::: Dataset records
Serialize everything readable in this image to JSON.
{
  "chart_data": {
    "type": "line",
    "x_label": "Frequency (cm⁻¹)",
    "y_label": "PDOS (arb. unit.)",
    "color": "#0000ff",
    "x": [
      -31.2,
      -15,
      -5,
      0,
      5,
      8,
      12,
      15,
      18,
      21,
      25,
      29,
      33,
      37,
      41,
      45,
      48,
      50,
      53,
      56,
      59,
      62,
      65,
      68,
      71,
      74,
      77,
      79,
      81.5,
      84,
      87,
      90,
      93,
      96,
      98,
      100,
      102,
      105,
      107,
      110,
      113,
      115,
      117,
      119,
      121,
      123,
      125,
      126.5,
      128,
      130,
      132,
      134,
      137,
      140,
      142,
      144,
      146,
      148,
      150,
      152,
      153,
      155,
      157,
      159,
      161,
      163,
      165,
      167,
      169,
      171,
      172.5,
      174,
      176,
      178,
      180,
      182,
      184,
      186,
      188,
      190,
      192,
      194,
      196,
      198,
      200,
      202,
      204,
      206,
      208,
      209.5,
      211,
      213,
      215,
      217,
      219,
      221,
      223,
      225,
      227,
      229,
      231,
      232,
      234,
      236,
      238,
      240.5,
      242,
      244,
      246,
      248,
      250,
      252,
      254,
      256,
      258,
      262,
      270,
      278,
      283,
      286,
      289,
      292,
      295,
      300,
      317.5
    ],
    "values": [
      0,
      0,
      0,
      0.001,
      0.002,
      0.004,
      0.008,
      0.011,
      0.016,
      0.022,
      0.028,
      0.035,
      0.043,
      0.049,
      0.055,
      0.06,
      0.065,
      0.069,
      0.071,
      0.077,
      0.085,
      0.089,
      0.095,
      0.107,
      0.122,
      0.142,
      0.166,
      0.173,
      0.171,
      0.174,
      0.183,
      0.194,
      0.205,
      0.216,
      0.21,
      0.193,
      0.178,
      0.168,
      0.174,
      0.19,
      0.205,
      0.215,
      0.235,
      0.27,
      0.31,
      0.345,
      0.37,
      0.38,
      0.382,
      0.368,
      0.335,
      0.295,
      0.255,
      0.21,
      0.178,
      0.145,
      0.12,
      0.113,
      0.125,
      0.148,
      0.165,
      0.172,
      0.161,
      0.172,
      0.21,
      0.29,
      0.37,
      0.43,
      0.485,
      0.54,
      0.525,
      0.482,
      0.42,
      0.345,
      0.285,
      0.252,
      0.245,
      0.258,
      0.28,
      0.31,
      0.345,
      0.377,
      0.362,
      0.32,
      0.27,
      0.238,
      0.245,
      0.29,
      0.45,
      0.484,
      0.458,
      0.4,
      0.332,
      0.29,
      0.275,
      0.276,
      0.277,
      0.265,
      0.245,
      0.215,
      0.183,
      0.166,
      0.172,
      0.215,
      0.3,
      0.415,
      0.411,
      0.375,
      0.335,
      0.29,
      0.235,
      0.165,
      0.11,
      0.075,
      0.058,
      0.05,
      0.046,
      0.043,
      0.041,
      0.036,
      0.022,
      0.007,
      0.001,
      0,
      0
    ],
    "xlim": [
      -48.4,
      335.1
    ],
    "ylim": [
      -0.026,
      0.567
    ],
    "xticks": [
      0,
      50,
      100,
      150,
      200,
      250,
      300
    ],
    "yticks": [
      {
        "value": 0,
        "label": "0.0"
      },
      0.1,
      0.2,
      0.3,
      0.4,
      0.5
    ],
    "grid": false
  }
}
::::::
→ Problem requirements
Reproduce each entry above exactly, keeping every word.

→ Problem solution
Serialize everything readable in this image to JSON.
{
  "chart_data": {
    "type": "line",
    "x_label": "Frequency (cm⁻¹)",
    "y_label": "PDOS (arb. unit.)",
    "color": "#0000ff",
    "x": [
      -31.2,
      -15,
      -5,
      0,
      5,
      8,
      12,
      15,
      18,
      21,
      25,
      29,
      33,
      37,
      41,
      45,
      48,
      50,
      53,
      56,
      59,
      62,
      65,
      68,
      71,
      74,
      77,
      79,
      81.5,
      84,
      87,
      90,
      93,
      96,
      98,
      100,
      102,
      105,
      107,
      110,
      113,
      115,
      117,
      119,
      121,
      123,
      125,
      126.5,
      128,
      130,
      132,
      134,
      137,
      140,
      142,
      144,
      146,
      148,
      150,
      152,
      153,
      155,
      157,
      159,
      161,
      163,
      165,
      167,
      169,
      171,
      172.5,
      174,
      176,
      178,
      180,
      182,
      184,
      186,
      188,
      190,
      192,
      194,
      196,
      198,
      200,
      202,
      204,
      206,
      208,
      209.5,
      211,
      213,
      215,
      217,
      219,
      221,
      223,
      225,
      227,
      229,
      231,
      232,
      234,
      236,
      238,
      240.5,
      242,
      244,
      246,
      248,
      250,
      252,
      254,
      256,
      258,
      262,
      270,
      278,
      283,
      286,
      289,
      292,
      295,
      300,
      317.5
    ],
    "values": [
      0,
      0,
      0,
      0.001,
      0.002,
      0.004,
      0.008,
      0.011,
      0.016,
      0.022,
      0.028,
      0.035,
      0.043,
      0.049,
      0.055,
      0.06,
      0.065,
      0.069,
      0.071,
      0.077,
      0.085,
      0.089,
      0.095,
      0.107,
      0.122,
      0.142,
      0.166,
      0.173,
      0.171,
      0.174,
      0.183,
      0.194,
      0.205,
      0.216,
      0.21,
      0.193,
      0.178,
      0.168,
      0.174,
      0.19,
      0.205,
      0.215,
      0.235,
      0.27,
      0.31,
      0.345,
      0.37,
      0.38,
      0.382,
      0.368,
      0.335,
      0.295,
      0.255,
      0.21,
      0.178,
      0.145,
      0.12,
      0.113,
      0.125,
      0.148,
      0.165,
      0.172,
      0.161,
      0.172,
      0.21,
      0.29,
      0.37,
      0.43,
      0.485,
      0.54,
      0.525,
      0.482,
      0.42,
      0.345,
      0.285,
      0.252,
      0.245,
      0.258,
      0.28,
      0.31,
      0.345,
      0.377,
      0.362,
      0.32,
      0.27,
      0.238,
      0.245,
      0.29,
      0.45,
      0.484,
      0.458,
      0.4,
      0.332,
      0.29,
      0.275,
      0.276,
      0.277,
      0.265,
      0.245,
      0.215,
      0.183,
      0.166,
      0.172,
      0.215,
      0.3,
      0.415,
      0.411,
      0.375,
      0.335,
      0.29,
      0.235,
      0.165,
      0.11,
      0.075,
      0.058,
      0.05,
      0.046,
      0.043,
      0.041,
      0.036,
      0.022,
      0.007,
      0.001,
      0,
      0
    ],
    "xlim": [
      -48.4,
      335.1
    ],
    "ylim": [
      -0.026,
      0.567
    ],
    "xticks": [
      0,
      50,
      100,
      150,
      200,
      250,
      300
    ],
    "yticks": [
      {
        "value": 0,
        "label": "0.0"
      },
      0.1,
      0.2,
      0.3,
      0.4,
      0.5
    ],
    "grid": false
  }
}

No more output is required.